EXERCISE GOAL:
Copy every line of the entries that includes the word "proposed".

DATA EXCERPTS:
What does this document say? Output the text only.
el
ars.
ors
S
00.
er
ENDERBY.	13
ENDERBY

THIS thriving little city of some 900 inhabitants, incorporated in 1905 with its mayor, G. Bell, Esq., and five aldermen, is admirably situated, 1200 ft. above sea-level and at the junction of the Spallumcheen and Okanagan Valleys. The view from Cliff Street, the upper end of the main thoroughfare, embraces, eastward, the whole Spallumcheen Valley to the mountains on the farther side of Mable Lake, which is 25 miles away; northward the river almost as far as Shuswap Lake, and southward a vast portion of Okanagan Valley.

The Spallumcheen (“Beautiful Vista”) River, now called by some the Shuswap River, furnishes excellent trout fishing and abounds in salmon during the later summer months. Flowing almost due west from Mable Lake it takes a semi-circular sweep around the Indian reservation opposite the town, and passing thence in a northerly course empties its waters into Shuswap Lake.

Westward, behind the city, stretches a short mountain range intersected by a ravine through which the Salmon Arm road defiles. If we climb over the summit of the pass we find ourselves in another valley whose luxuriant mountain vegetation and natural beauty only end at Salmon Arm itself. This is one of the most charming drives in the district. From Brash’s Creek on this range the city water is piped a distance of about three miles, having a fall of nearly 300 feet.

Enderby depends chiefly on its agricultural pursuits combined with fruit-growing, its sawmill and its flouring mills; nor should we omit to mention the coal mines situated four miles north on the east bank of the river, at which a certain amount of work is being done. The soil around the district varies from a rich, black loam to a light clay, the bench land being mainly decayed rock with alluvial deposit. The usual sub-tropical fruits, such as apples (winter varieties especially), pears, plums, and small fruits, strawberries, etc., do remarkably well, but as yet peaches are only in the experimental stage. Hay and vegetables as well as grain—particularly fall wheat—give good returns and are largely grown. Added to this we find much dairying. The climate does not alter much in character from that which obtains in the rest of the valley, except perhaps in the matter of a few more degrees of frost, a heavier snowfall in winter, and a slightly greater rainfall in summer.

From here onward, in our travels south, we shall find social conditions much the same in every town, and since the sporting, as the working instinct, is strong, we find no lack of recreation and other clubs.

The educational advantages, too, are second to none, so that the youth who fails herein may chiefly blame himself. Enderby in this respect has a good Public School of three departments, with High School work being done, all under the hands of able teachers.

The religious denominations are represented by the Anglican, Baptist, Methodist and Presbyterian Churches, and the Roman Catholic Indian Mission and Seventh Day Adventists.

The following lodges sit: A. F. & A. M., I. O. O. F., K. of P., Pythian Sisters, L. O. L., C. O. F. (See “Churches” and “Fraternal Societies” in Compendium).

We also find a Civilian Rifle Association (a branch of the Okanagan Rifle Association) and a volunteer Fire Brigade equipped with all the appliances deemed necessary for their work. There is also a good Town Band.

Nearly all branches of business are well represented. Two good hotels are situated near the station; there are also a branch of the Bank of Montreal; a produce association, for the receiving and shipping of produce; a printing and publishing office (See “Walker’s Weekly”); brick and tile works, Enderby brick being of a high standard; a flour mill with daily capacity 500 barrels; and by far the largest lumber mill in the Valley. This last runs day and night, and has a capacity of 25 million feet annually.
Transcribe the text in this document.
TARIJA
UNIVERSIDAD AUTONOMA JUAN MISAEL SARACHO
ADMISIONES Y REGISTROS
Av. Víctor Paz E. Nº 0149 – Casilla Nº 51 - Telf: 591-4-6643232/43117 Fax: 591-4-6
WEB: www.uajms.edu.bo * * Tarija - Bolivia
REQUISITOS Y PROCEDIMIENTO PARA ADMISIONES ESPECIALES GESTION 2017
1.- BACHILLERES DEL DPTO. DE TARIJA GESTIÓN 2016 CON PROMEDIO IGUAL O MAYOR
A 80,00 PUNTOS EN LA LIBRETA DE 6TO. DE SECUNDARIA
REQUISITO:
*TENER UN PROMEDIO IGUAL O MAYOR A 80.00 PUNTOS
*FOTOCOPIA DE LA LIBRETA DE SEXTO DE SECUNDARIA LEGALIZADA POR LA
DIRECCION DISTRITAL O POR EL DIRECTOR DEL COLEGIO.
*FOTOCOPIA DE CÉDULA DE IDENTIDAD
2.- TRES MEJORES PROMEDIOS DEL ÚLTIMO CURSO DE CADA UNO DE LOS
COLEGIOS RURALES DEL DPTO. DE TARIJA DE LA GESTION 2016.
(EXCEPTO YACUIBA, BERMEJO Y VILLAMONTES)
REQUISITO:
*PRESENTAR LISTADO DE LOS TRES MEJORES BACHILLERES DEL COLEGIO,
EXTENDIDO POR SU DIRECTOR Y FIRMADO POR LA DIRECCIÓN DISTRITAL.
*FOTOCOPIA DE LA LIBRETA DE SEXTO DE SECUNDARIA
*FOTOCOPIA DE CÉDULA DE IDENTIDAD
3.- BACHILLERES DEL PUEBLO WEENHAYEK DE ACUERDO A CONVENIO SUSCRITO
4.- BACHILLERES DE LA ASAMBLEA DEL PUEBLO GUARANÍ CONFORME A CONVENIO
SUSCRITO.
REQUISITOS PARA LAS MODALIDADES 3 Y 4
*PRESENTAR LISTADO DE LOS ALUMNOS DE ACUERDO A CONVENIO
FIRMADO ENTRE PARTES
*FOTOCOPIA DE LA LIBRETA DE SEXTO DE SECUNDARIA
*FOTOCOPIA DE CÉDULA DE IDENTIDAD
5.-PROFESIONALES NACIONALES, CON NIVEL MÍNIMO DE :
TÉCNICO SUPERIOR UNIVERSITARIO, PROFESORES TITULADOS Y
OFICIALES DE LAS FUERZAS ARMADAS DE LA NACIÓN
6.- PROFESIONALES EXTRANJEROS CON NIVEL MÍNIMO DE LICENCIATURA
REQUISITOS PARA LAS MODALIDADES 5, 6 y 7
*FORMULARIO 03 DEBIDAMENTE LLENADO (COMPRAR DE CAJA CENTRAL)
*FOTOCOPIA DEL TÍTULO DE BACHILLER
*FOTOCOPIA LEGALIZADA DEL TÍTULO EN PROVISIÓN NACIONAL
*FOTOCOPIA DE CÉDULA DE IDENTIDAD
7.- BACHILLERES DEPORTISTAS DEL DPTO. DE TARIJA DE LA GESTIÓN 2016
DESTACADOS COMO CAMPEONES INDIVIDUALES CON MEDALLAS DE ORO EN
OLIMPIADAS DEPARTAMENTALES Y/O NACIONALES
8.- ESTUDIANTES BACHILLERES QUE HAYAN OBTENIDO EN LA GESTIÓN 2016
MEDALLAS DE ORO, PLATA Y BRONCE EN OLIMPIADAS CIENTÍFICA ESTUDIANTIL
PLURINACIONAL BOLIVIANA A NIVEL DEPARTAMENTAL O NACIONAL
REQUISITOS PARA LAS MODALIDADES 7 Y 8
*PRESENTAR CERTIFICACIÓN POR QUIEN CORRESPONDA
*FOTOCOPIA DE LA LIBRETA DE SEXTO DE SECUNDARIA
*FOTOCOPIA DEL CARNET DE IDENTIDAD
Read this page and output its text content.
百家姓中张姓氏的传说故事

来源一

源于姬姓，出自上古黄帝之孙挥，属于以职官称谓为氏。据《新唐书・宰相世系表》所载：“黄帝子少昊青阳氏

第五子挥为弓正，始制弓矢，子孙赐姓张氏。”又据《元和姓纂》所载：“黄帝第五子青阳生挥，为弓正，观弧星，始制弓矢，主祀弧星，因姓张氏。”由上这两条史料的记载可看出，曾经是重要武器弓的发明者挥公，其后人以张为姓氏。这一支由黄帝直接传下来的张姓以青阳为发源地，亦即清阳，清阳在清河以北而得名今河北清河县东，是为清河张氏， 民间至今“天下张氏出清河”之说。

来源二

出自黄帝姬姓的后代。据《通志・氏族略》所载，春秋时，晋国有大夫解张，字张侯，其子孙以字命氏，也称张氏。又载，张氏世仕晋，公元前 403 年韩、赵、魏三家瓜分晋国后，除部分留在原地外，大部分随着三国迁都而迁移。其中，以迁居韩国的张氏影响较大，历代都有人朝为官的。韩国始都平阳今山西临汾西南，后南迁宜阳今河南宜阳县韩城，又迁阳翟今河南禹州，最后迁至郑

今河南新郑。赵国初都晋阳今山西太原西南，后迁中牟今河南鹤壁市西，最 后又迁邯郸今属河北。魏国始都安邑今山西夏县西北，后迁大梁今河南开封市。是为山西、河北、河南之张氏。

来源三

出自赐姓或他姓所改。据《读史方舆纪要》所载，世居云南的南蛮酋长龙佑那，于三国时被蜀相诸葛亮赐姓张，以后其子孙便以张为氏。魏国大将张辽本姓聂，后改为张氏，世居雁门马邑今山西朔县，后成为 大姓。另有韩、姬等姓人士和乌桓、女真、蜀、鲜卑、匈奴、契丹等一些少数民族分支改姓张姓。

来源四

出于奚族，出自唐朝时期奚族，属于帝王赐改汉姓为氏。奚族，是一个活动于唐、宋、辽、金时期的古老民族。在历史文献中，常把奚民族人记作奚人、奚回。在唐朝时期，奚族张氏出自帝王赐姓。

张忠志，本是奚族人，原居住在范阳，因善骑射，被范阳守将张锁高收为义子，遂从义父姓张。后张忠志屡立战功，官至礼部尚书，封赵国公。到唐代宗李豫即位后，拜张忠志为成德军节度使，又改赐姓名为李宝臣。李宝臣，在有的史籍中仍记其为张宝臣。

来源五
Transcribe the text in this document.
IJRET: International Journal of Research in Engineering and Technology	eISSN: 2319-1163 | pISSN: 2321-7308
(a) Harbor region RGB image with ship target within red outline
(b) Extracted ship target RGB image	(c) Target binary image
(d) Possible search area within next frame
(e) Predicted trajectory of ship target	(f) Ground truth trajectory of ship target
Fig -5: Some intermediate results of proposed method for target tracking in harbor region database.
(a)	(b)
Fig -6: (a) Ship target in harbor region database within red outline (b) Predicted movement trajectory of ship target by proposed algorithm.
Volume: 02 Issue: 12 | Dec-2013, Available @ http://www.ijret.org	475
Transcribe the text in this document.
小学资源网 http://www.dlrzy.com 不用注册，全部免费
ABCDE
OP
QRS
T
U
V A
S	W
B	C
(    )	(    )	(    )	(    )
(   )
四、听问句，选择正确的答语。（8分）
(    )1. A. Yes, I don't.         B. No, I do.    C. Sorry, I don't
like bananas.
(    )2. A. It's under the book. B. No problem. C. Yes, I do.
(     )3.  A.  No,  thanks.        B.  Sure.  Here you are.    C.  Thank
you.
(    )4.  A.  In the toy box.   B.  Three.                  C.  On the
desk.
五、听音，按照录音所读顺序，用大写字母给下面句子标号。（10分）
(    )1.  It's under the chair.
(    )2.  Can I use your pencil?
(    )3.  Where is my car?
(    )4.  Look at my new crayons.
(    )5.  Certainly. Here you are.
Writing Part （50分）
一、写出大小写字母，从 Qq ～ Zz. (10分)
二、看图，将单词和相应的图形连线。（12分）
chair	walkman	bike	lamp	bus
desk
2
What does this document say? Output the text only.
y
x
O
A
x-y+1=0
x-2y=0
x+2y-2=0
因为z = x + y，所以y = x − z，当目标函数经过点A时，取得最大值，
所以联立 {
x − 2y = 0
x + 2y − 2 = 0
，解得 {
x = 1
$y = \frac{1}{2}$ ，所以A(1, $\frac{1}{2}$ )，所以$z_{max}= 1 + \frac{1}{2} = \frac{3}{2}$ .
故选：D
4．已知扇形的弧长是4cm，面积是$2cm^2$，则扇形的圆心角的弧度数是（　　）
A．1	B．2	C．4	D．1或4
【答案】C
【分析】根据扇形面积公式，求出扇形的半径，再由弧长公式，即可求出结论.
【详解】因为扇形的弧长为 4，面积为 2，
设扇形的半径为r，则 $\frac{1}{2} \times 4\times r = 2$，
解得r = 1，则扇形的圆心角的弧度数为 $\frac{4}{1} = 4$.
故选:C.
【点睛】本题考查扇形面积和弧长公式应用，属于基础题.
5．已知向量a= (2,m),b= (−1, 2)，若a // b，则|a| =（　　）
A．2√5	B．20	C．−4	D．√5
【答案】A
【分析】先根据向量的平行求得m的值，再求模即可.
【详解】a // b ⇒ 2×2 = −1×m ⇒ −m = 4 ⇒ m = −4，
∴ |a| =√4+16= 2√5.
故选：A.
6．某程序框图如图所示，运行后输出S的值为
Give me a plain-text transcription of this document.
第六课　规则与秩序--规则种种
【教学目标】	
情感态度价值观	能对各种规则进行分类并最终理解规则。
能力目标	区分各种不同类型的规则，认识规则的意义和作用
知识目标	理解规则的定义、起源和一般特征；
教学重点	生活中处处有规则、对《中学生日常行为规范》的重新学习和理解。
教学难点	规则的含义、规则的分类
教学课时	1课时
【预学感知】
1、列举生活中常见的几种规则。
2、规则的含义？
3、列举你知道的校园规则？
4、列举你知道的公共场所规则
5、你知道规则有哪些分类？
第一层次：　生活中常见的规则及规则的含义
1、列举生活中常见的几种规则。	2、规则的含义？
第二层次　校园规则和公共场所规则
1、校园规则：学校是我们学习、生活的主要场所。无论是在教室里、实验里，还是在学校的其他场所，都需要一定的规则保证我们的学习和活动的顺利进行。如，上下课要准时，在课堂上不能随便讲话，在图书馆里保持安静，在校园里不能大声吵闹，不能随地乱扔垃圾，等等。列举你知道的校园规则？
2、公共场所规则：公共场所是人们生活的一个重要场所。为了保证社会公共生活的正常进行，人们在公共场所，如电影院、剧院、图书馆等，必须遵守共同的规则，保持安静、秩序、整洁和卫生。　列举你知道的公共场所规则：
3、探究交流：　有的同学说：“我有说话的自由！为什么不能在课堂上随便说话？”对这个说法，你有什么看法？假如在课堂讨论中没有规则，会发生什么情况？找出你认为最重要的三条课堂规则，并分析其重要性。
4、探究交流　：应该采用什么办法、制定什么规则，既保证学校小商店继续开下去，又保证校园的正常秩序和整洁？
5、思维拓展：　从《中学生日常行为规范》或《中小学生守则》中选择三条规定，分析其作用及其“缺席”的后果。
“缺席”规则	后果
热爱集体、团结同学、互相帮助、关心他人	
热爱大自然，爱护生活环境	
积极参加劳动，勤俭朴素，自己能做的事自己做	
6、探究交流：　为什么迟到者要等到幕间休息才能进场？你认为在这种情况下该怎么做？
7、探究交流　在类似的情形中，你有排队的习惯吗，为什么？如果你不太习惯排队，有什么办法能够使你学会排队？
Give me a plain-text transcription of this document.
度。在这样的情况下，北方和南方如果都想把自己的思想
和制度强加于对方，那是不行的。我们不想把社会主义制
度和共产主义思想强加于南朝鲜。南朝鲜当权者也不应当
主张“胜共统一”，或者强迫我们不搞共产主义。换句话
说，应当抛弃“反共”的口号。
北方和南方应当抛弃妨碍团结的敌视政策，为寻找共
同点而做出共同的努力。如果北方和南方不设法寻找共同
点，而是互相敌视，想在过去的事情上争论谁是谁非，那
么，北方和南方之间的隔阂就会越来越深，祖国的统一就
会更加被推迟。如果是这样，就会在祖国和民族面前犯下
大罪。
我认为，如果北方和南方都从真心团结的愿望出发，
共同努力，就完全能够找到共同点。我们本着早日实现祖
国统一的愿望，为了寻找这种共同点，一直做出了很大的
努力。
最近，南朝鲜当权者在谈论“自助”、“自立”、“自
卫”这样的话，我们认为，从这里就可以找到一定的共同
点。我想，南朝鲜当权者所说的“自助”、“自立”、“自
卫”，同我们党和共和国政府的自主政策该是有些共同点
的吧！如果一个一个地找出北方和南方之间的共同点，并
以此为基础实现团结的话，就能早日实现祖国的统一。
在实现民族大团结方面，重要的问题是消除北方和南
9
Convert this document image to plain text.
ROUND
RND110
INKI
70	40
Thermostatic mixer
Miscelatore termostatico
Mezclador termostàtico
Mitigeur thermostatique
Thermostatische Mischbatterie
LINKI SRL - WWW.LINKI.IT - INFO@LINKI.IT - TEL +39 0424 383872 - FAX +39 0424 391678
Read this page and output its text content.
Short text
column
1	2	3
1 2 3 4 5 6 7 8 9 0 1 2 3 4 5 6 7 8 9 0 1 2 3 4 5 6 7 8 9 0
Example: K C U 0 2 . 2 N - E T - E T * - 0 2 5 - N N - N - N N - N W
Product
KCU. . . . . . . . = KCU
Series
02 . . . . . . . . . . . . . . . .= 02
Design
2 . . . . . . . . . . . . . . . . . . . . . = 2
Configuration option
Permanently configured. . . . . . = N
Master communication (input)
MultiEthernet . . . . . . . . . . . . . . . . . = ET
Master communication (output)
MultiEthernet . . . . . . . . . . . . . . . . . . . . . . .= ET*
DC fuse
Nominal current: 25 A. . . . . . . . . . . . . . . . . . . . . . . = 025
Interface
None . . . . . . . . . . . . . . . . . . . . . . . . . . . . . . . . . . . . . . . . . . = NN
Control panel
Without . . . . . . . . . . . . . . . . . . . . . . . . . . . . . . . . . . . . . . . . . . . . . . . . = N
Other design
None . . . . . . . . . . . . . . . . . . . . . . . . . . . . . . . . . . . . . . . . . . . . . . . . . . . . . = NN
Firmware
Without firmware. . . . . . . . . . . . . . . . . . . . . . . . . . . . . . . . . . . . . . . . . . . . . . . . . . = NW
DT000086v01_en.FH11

SOLUTION FOR THIS TASK:
Fig -5: Some intermediate results of proposed method for target tracking in harbor region database.
Fig -6: (a) Ship target in harbor region database within red outline (b) Predicted movement trajectory of ship target by proposed algorithm.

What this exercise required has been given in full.